__TASK REQUIREMENTS__: Transcribe all of the data exactly. Omit the pictures.

__DATASET ROWS__:
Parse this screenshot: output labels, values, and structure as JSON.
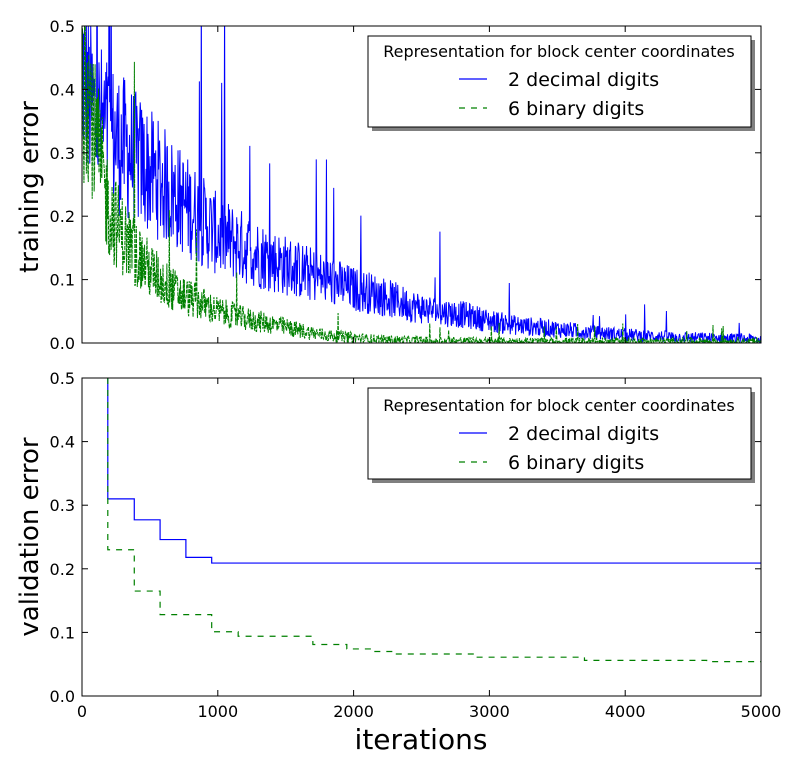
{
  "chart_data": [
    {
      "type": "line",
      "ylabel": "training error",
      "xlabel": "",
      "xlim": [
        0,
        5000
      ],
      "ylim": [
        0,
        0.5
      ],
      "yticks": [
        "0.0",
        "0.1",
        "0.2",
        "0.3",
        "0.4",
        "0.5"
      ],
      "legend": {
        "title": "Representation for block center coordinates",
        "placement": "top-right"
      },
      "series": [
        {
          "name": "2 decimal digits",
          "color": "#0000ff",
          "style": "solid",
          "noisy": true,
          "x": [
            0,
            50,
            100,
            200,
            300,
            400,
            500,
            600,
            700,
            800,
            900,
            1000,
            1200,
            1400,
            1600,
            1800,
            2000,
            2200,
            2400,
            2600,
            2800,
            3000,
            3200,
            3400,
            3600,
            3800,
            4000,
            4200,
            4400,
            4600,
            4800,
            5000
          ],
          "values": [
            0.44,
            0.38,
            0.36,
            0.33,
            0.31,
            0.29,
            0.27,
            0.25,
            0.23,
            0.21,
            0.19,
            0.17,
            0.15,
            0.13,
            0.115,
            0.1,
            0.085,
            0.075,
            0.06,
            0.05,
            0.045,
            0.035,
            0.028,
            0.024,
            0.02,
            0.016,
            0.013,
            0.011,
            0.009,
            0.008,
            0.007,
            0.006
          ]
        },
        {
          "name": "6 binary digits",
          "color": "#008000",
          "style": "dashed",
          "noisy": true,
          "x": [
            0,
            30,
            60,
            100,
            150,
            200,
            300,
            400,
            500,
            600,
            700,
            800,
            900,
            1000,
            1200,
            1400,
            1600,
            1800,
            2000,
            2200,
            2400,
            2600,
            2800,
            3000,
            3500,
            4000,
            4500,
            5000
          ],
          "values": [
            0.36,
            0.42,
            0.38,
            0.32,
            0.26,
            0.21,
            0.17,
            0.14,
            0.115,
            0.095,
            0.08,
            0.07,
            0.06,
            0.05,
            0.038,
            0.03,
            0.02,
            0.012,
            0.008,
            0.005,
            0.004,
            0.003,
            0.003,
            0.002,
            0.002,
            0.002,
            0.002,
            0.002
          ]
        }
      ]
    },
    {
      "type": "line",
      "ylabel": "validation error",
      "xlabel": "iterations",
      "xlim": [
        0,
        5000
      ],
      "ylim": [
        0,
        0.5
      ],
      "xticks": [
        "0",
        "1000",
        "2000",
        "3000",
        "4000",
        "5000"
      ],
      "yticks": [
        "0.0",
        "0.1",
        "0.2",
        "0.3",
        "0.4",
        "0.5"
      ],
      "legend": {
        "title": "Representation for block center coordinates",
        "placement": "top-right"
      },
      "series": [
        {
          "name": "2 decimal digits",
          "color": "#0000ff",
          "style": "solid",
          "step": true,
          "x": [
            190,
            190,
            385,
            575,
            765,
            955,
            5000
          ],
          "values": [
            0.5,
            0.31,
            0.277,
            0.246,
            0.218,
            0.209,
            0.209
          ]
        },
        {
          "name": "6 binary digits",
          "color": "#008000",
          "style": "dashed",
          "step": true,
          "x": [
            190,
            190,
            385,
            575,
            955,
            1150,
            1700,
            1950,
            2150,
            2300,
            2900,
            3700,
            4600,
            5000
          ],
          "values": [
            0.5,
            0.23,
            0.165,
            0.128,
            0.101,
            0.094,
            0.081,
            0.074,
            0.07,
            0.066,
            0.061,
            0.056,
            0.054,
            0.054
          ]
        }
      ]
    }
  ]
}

__RESULT OF THE EXERCISE__:
Parse this screenshot: output labels, values, and structure as JSON.
{
  "chart_data": [
    {
      "type": "line",
      "ylabel": "training error",
      "xlabel": "",
      "xlim": [
        0,
        5000
      ],
      "ylim": [
        0,
        0.5
      ],
      "yticks": [
        "0.0",
        "0.1",
        "0.2",
        "0.3",
        "0.4",
        "0.5"
      ],
      "legend": {
        "title": "Representation for block center coordinates",
        "placement": "top-right"
      },
      "series": [
        {
          "name": "2 decimal digits",
          "color": "#0000ff",
          "style": "solid",
          "noisy": true,
          "x": [
            0,
            50,
            100,
            200,
            300,
            400,
            500,
            600,
            700,
            800,
            900,
            1000,
            1200,
            1400,
            1600,
            1800,
            2000,
            2200,
            2400,
            2600,
            2800,
            3000,
            3200,
            3400,
            3600,
            3800,
            4000,
            4200,
            4400,
            4600,
            4800,
            5000
          ],
          "values": [
            0.44,
            0.38,
            0.36,
            0.33,
            0.31,
            0.29,
            0.27,
            0.25,
            0.23,
            0.21,
            0.19,
            0.17,
            0.15,
            0.13,
            0.115,
            0.1,
            0.085,
            0.075,
            0.06,
            0.05,
            0.045,
            0.035,
            0.028,
            0.024,
            0.02,
            0.016,
            0.013,
            0.011,
            0.009,
            0.008,
            0.007,
            0.006
          ]
        },
        {
          "name": "6 binary digits",
          "color": "#008000",
          "style": "dashed",
          "noisy": true,
          "x": [
            0,
            30,
            60,
            100,
            150,
            200,
            300,
            400,
            500,
            600,
            700,
            800,
            900,
            1000,
            1200,
            1400,
            1600,
            1800,
            2000,
            2200,
            2400,
            2600,
            2800,
            3000,
            3500,
            4000,
            4500,
            5000
          ],
          "values": [
            0.36,
            0.42,
            0.38,
            0.32,
            0.26,
            0.21,
            0.17,
            0.14,
            0.115,
            0.095,
            0.08,
            0.07,
            0.06,
            0.05,
            0.038,
            0.03,
            0.02,
            0.012,
            0.008,
            0.005,
            0.004,
            0.003,
            0.003,
            0.002,
            0.002,
            0.002,
            0.002,
            0.002
          ]
        }
      ]
    },
    {
      "type": "line",
      "ylabel": "validation error",
      "xlabel": "iterations",
      "xlim": [
        0,
        5000
      ],
      "ylim": [
        0,
        0.5
      ],
      "xticks": [
        "0",
        "1000",
        "2000",
        "3000",
        "4000",
        "5000"
      ],
      "yticks": [
        "0.0",
        "0.1",
        "0.2",
        "0.3",
        "0.4",
        "0.5"
      ],
      "legend": {
        "title": "Representation for block center coordinates",
        "placement": "top-right"
      },
      "series": [
        {
          "name": "2 decimal digits",
          "color": "#0000ff",
          "style": "solid",
          "step": true,
          "x": [
            190,
            190,
            385,
            575,
            765,
            955,
            5000
          ],
          "values": [
            0.5,
            0.31,
            0.277,
            0.246,
            0.218,
            0.209,
            0.209
          ]
        },
        {
          "name": "6 binary digits",
          "color": "#008000",
          "style": "dashed",
          "step": true,
          "x": [
            190,
            190,
            385,
            575,
            955,
            1150,
            1700,
            1950,
            2150,
            2300,
            2900,
            3700,
            4600,
            5000
          ],
          "values": [
            0.5,
            0.23,
            0.165,
            0.128,
            0.101,
            0.094,
            0.081,
            0.074,
            0.07,
            0.066,
            0.061,
            0.056,
            0.054,
            0.054
          ]
        }
      ]
    }
  ]
}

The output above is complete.